◆ Directions for this task ◆
In the entries that follow, find the word "gericht" and report each line it is on.
--- START Input rows ---
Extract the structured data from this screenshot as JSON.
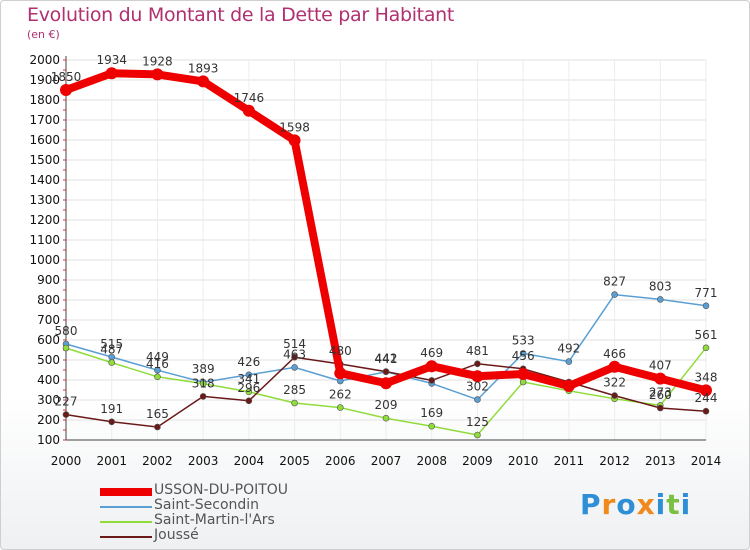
{
  "title": "Evolution du Montant de la Dette par Habitant",
  "subtitle": "(en €)",
  "logo": {
    "text": "Proxiti",
    "letters": [
      "P",
      "r",
      "o",
      "x",
      "i",
      "t",
      "i"
    ],
    "colors": [
      "#2f8fd6",
      "#f08a1c",
      "#2f8fd6",
      "#f08a1c",
      "#2f8fd6",
      "#7ac143",
      "#2f8fd6"
    ]
  },
  "chart_data": {
    "type": "line",
    "title": "Evolution du Montant de la Dette par Habitant",
    "xlabel": "",
    "ylabel": "",
    "x": [
      "2000",
      "2001",
      "2002",
      "2003",
      "2004",
      "2005",
      "2006",
      "2007",
      "2008",
      "2009",
      "2010",
      "2011",
      "2012",
      "2013",
      "2014"
    ],
    "yticks": [
      "100",
      "200",
      "300",
      "400",
      "500",
      "600",
      "700",
      "800",
      "900",
      "1000",
      "1100",
      "1200",
      "1300",
      "1400",
      "1500",
      "1600",
      "1700",
      "1800",
      "1900",
      "2000"
    ],
    "ylim": [
      100,
      2000
    ],
    "grid": true,
    "legend_position": "bottom-left",
    "series": [
      {
        "name": "USSON-DU-POITOU",
        "color": "#ee0000",
        "width": 8,
        "marker": 6,
        "values": [
          1850,
          1934,
          1928,
          1893,
          1746,
          1598,
          434,
          384,
          469,
          419,
          430,
          370,
          466,
          407,
          348
        ],
        "labels": [
          "1850",
          "1934",
          "1928",
          "1893",
          "1746",
          "1598",
          "",
          "",
          "469",
          "",
          "",
          "",
          "466",
          "407",
          "348"
        ]
      },
      {
        "name": "Saint-Secondin",
        "color": "#5a9fd4",
        "width": 1.5,
        "marker": 3,
        "values": [
          580,
          515,
          449,
          389,
          426,
          463,
          395,
          441,
          383,
          302,
          533,
          492,
          827,
          803,
          771
        ],
        "labels": [
          "580",
          "515",
          "449",
          "389",
          "426",
          "463",
          "",
          "441",
          "",
          "302",
          "533",
          "492",
          "827",
          "803",
          "771"
        ]
      },
      {
        "name": "Saint-Martin-l'Ars",
        "color": "#8fdc3a",
        "width": 1.5,
        "marker": 3,
        "values": [
          560,
          487,
          416,
          382,
          341,
          285,
          262,
          209,
          169,
          125,
          390,
          346,
          306,
          273,
          561
        ],
        "labels": [
          "",
          "487",
          "416",
          "",
          "341",
          "285",
          "262",
          "209",
          "169",
          "125",
          "",
          "",
          "",
          "273",
          "561"
        ]
      },
      {
        "name": "Joussé",
        "color": "#6b1a1a",
        "width": 1.5,
        "marker": 3,
        "values": [
          227,
          191,
          165,
          318,
          296,
          514,
          480,
          442,
          398,
          481,
          456,
          390,
          322,
          260,
          244
        ],
        "labels": [
          "227",
          "191",
          "165",
          "318",
          "296",
          "514",
          "480",
          "442",
          "",
          "481",
          "456",
          "",
          "322",
          "260",
          "244"
        ]
      }
    ]
  }
}
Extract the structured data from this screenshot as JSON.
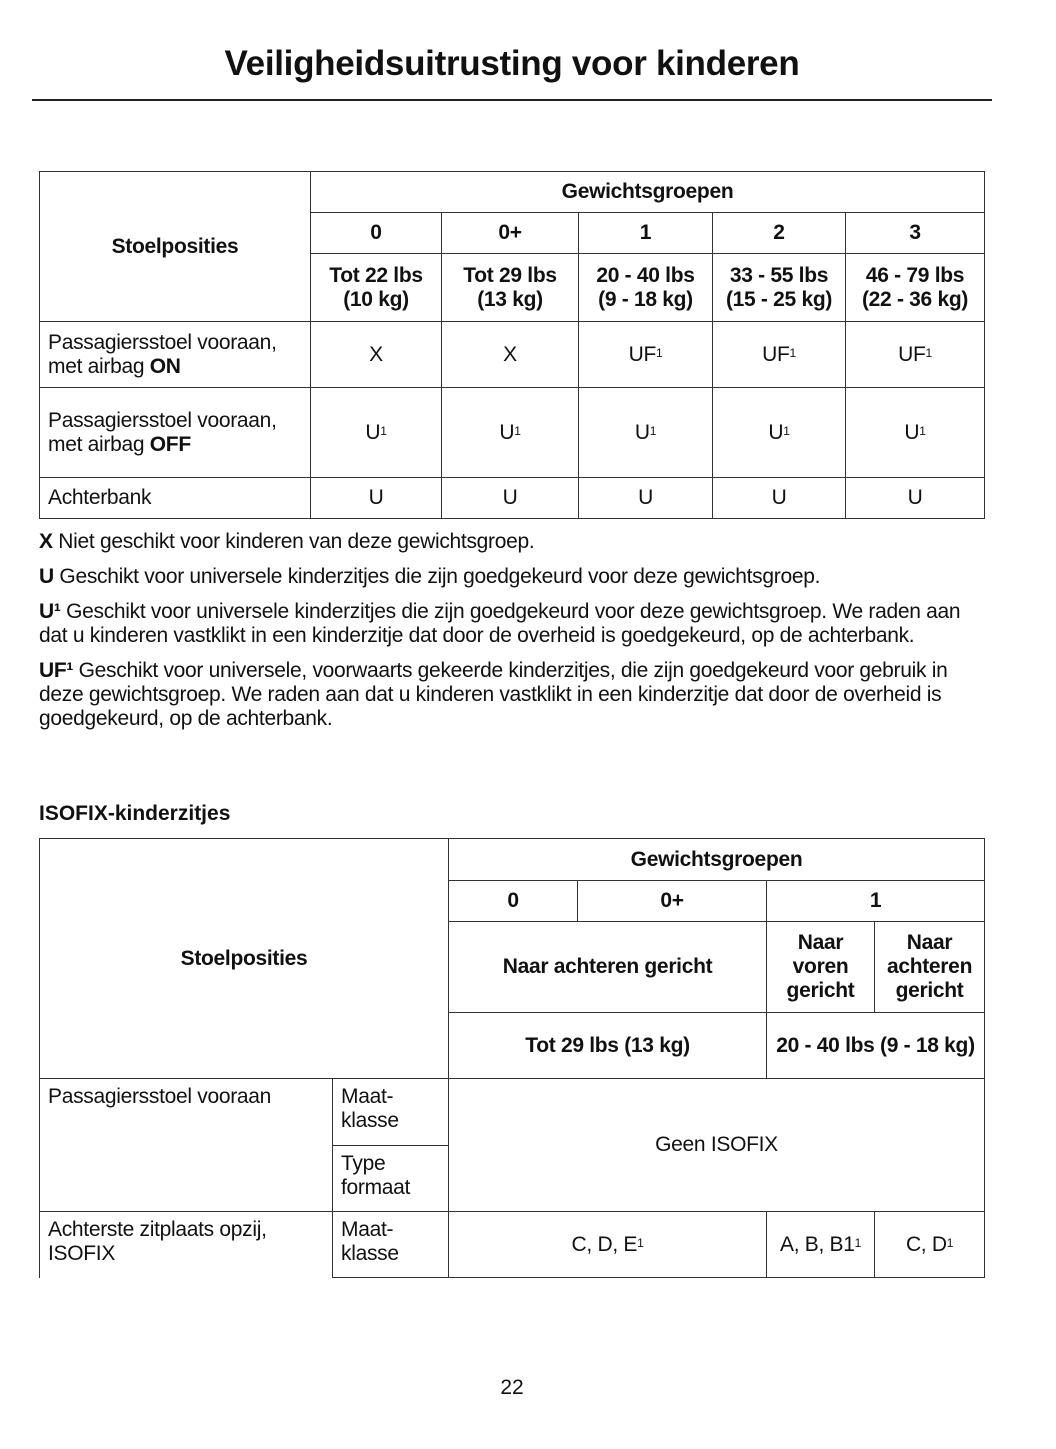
{
  "header": {
    "title": "Veiligheidsuitrusting voor kinderen"
  },
  "table1": {
    "seat_header": "Stoelposities",
    "group_header": "Gewichtsgroepen",
    "groups": [
      "0",
      "0+",
      "1",
      "2",
      "3"
    ],
    "weights": [
      [
        "Tot 22 lbs",
        "(10 kg)"
      ],
      [
        "Tot 29 lbs",
        "(13 kg)"
      ],
      [
        "20 - 40 lbs",
        "(9 - 18 kg)"
      ],
      [
        "33 - 55 lbs",
        "(15 - 25 kg)"
      ],
      [
        "46 - 79 lbs",
        "(22 - 36 kg)"
      ]
    ],
    "rows": [
      {
        "label": "Passagiersstoel vooraan, met airbag",
        "label_bold": "ON",
        "values": [
          "X",
          "X",
          "UF",
          "UF",
          "UF"
        ],
        "sup": [
          "",
          "",
          "1",
          "1",
          "1"
        ]
      },
      {
        "label": "Passagiersstoel vooraan, met airbag",
        "label_bold": "OFF",
        "values": [
          "U",
          "U",
          "U",
          "U",
          "U"
        ],
        "sup": [
          "1",
          "1",
          "1",
          "1",
          "1"
        ]
      },
      {
        "label": "Achterbank",
        "label_bold": "",
        "values": [
          "U",
          "U",
          "U",
          "U",
          "U"
        ],
        "sup": [
          "",
          "",
          "",
          "",
          ""
        ]
      }
    ]
  },
  "legend": [
    {
      "key": "X",
      "text": "Niet geschikt voor kinderen van deze gewichtsgroep."
    },
    {
      "key": "U",
      "text": "Geschikt voor universele kinderzitjes die zijn goedgekeurd voor deze gewichtsgroep."
    },
    {
      "key": "U¹",
      "text": "Geschikt voor universele kinderzitjes die zijn goedgekeurd voor deze gewichtsgroep. We raden aan dat u kinderen vastklikt in een kinderzitje dat door de overheid is goedgekeurd, op de achterbank."
    },
    {
      "key": "UF¹",
      "text": "Geschikt voor universele, voorwaarts gekeerde kinderzitjes, die zijn goedgekeurd voor gebruik in deze gewichtsgroep. We raden aan dat u kinderen vastklikt in een kinderzitje dat door de overheid is goedgekeurd, op de achterbank."
    }
  ],
  "isofix": {
    "heading": "ISOFIX-kinderzitjes",
    "seat_header": "Stoelposities",
    "group_header": "Gewichtsgroepen",
    "groups": [
      "0",
      "0+",
      "1"
    ],
    "rear_facing": "Naar achteren gericht",
    "forward_facing": "Naar voren gericht",
    "rear_facing_2": "Naar achteren gericht",
    "weight_0": "Tot 29 lbs (13 kg)",
    "weight_1": "20 - 40 lbs (9 - 18 kg)",
    "row1_label": "Passagiersstoel vooraan",
    "size_class": "Maat-klasse",
    "type_format": "Type formaat",
    "no_isofix": "Geen ISOFIX",
    "row2_label": "Achterste zitplaats opzij, ISOFIX",
    "row2_values": [
      "C, D, E",
      "A, B, B1",
      "C, D"
    ],
    "row2_sup": "1"
  },
  "footer": {
    "page_number": "22"
  }
}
--- END Input rows ---
◆ Final result ◆
    "rear_facing": "Naar achteren gericht",
    "forward_facing": "Naar voren gericht",
    "rear_facing_2": "Naar achteren gericht",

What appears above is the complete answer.